▸ **WHAT THE TASK ASKS**: Copy out each line of the data that holds the word "height".

▸ **ROWS**:
(begin)

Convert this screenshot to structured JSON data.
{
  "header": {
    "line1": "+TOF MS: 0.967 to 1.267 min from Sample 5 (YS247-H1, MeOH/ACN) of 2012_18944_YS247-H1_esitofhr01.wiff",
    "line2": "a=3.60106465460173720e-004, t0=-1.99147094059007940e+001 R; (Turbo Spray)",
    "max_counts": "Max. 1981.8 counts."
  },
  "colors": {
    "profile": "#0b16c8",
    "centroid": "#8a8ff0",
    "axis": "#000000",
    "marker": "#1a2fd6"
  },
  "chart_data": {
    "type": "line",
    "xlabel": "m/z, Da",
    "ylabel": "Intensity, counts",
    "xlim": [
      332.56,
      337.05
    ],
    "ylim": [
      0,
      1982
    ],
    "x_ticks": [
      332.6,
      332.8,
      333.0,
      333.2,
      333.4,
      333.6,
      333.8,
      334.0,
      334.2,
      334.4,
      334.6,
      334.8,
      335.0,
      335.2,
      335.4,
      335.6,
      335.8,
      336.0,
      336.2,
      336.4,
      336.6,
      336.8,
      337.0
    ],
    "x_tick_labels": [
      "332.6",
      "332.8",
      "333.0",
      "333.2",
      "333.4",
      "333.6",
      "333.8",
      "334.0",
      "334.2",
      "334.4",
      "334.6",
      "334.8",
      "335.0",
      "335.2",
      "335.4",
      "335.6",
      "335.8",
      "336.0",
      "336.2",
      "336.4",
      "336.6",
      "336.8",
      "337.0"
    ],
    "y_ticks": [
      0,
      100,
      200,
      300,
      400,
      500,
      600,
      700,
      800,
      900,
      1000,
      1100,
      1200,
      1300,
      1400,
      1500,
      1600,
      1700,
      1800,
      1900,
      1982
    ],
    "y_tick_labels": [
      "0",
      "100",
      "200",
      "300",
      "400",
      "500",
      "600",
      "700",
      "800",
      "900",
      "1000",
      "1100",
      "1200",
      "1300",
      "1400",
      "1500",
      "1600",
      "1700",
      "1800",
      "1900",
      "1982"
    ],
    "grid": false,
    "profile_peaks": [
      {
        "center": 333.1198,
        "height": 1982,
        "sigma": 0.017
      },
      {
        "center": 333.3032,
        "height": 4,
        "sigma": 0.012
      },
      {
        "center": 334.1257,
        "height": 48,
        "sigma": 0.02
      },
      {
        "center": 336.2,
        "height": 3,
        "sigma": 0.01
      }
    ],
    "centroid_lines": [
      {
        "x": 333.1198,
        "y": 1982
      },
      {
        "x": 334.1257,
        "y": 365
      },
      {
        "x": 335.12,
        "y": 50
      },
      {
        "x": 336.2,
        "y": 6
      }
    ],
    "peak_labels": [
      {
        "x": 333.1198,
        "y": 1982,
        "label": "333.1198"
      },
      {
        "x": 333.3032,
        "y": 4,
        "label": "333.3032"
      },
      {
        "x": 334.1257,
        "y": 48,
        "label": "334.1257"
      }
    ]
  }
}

(end)

▸ **THE REPLY**:
        "height": 1982,
        "height": 4,
        "height": 48,
        "height": 3,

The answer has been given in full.